EXERCISE REQUIREMENTS — Copy out the lines that include the word "كريسباخ".

#####

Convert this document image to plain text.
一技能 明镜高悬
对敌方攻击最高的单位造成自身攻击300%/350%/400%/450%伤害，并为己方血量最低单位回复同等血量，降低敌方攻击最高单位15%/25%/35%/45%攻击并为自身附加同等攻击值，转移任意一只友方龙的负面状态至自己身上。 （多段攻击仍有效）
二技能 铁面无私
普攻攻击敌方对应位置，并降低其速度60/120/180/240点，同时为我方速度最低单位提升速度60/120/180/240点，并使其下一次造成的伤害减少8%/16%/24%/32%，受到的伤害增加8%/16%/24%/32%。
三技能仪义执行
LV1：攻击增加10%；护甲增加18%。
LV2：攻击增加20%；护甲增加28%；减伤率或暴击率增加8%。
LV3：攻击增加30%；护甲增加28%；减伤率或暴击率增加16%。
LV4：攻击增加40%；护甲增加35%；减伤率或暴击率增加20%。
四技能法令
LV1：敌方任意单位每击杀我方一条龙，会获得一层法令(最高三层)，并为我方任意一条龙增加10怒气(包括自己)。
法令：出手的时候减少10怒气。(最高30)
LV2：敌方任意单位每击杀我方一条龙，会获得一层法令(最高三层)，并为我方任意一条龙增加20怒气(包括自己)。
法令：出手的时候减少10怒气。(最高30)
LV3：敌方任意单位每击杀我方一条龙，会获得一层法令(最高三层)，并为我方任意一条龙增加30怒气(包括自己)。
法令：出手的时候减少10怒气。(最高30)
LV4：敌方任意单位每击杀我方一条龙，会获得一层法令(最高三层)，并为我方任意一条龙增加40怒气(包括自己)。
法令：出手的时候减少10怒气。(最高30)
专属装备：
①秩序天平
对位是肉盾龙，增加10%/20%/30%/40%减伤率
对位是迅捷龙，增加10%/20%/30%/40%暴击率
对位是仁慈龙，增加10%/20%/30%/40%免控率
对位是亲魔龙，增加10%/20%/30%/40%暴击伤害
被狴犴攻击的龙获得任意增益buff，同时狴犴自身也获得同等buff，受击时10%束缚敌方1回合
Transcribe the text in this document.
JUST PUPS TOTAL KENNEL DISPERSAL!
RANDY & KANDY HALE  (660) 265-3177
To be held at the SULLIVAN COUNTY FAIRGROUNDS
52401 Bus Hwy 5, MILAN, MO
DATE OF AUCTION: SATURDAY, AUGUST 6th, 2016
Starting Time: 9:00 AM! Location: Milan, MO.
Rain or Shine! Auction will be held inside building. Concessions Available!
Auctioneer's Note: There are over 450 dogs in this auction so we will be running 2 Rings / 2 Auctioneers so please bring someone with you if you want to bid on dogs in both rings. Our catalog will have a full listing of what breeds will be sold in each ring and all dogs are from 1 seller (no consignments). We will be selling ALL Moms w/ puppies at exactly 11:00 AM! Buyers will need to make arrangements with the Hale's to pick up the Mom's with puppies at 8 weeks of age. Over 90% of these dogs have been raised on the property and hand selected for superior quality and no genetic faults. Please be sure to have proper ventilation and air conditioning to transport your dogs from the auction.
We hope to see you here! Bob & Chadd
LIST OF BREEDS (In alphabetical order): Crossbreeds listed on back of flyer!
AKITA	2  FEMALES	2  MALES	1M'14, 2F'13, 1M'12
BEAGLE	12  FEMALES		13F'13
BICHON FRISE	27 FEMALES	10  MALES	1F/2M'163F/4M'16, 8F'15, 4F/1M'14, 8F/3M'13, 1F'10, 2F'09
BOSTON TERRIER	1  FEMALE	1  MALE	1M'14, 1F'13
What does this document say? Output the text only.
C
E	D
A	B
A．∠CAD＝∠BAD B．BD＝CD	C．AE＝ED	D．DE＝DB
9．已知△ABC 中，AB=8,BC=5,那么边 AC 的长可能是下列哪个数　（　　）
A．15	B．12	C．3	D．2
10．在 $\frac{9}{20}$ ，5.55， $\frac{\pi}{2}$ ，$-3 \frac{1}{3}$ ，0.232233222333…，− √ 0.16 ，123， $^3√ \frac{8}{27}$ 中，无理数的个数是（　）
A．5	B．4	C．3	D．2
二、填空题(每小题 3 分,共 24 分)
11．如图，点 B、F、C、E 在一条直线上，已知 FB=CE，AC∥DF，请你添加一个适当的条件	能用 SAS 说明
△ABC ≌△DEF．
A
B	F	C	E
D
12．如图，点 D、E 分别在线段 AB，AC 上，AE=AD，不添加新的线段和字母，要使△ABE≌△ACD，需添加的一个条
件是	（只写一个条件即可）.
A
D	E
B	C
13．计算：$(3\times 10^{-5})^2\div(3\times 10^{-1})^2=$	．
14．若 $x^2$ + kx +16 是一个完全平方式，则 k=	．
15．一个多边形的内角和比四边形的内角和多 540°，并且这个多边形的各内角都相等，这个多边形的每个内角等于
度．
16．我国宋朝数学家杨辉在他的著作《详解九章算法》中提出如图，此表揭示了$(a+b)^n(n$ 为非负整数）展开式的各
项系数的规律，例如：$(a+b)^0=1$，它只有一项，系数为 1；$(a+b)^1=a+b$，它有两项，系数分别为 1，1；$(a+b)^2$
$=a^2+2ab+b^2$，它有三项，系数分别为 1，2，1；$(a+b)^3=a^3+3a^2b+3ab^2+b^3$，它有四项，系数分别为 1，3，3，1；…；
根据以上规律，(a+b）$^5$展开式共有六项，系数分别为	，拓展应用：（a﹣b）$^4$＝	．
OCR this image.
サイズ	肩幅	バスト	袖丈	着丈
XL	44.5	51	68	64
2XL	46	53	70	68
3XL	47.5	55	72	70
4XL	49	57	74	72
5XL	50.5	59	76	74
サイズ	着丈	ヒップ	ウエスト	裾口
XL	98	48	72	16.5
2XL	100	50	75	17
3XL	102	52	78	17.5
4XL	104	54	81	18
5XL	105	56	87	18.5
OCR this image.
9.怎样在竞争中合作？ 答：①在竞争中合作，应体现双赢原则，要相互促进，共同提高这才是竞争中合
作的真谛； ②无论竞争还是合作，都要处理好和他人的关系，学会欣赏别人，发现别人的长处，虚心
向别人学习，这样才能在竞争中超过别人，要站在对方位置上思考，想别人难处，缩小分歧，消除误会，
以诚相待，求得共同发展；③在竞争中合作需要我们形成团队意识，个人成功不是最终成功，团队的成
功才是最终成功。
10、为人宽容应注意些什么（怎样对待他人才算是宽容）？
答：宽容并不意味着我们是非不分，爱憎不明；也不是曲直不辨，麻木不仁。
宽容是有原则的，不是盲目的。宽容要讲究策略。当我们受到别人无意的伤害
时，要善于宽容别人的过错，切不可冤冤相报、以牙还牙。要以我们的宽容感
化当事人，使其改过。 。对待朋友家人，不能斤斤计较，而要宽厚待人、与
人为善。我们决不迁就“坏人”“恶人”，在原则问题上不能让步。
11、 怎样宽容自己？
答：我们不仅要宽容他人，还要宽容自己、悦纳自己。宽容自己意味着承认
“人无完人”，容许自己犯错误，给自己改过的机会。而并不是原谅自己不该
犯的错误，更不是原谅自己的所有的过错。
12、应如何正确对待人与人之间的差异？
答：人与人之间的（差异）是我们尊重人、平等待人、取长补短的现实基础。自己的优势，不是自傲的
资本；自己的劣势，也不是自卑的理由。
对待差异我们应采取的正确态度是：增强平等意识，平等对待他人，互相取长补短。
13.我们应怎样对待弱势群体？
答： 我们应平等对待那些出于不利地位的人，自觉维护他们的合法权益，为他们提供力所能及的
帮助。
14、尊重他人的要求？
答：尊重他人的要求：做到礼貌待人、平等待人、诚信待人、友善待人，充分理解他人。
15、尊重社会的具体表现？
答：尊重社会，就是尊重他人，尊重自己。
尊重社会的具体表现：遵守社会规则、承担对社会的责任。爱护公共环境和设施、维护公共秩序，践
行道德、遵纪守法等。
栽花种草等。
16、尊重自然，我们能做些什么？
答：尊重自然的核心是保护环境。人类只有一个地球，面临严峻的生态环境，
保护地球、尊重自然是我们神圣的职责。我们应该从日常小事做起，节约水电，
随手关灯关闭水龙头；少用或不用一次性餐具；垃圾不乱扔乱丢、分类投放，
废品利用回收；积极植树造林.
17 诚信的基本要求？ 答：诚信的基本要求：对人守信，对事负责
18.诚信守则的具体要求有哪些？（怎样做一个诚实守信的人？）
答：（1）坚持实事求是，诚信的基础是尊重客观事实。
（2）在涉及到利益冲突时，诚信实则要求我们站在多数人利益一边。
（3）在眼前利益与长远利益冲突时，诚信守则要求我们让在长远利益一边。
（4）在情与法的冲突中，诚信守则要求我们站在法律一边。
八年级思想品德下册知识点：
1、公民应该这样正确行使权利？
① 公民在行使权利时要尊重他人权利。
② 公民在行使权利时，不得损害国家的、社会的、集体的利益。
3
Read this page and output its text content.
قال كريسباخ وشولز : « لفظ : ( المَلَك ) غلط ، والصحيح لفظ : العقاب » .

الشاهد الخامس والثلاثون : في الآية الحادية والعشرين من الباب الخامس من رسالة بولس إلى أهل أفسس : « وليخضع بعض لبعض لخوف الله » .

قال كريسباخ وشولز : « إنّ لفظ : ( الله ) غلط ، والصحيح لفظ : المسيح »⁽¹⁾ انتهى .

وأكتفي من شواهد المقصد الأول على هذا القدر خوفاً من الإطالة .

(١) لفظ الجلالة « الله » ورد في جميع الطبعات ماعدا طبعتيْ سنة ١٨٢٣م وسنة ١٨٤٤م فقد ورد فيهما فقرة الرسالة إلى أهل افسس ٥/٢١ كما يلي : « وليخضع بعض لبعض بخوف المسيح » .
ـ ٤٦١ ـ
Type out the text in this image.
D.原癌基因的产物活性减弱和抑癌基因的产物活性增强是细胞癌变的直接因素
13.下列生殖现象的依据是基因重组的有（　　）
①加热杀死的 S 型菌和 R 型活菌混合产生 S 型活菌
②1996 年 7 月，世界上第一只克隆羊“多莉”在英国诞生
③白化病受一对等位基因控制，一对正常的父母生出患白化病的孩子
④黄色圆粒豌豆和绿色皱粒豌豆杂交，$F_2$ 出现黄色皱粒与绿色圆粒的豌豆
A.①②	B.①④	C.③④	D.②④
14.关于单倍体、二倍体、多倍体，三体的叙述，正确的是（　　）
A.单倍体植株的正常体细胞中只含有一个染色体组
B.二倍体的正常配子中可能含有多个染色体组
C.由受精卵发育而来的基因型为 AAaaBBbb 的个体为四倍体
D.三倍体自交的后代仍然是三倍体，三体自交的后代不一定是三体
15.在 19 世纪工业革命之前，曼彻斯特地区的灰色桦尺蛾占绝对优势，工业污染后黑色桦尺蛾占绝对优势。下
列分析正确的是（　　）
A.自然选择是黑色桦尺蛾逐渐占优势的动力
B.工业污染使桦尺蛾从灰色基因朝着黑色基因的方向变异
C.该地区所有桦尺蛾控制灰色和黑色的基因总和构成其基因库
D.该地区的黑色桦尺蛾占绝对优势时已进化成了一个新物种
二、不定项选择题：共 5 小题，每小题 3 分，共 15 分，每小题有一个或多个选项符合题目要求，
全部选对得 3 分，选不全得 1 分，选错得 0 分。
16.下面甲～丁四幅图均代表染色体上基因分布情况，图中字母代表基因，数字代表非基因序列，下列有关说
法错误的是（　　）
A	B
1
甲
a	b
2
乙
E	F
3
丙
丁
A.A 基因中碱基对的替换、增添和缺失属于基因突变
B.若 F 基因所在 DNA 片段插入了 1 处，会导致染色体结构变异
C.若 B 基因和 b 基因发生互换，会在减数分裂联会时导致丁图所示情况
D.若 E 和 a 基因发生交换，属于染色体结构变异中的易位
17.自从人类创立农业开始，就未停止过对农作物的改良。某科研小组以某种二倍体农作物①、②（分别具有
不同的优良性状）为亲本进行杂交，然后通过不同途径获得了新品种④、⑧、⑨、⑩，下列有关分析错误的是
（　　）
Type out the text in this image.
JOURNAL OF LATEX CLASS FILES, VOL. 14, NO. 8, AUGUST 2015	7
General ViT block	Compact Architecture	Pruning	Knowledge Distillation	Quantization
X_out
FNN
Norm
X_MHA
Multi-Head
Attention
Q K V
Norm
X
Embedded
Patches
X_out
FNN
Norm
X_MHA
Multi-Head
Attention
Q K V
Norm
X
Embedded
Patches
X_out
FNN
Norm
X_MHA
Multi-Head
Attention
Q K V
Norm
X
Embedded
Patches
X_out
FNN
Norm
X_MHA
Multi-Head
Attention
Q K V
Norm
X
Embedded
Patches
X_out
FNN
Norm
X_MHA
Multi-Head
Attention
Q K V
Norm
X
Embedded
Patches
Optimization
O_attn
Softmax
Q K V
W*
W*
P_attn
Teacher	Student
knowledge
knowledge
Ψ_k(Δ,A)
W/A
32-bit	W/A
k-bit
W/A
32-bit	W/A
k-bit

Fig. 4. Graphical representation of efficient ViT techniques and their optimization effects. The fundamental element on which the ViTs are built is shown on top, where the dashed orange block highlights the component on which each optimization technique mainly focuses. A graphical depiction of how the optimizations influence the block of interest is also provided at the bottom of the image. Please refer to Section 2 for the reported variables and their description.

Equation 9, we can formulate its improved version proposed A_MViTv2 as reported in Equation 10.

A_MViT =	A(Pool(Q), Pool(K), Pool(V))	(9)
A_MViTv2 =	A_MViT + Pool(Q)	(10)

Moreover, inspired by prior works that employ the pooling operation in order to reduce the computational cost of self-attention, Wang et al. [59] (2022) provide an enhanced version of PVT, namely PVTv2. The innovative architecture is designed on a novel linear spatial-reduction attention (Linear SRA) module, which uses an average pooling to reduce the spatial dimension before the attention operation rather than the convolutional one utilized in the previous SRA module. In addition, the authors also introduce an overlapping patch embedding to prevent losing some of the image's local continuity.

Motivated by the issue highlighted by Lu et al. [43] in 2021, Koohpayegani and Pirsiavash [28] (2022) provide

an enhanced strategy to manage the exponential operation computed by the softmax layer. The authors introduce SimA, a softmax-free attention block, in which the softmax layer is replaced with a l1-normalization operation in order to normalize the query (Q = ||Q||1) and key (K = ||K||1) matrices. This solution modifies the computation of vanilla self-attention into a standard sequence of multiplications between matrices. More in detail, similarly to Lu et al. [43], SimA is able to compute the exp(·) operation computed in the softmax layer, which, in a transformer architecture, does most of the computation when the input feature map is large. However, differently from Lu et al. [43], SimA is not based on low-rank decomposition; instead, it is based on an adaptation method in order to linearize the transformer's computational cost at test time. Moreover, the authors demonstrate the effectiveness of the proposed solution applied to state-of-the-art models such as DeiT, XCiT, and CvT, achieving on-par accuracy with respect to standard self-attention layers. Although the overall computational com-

#####

FULL RESPONSE —
قال كريسباخ وشولز : « لفظ : ( المَلَك ) غلط ، والصحيح لفظ : العقاب » .
قال كريسباخ وشولز : « إنّ لفظ : ( الله ) غلط ، والصحيح لفظ : المسيح »⁽¹⁾ انتهى .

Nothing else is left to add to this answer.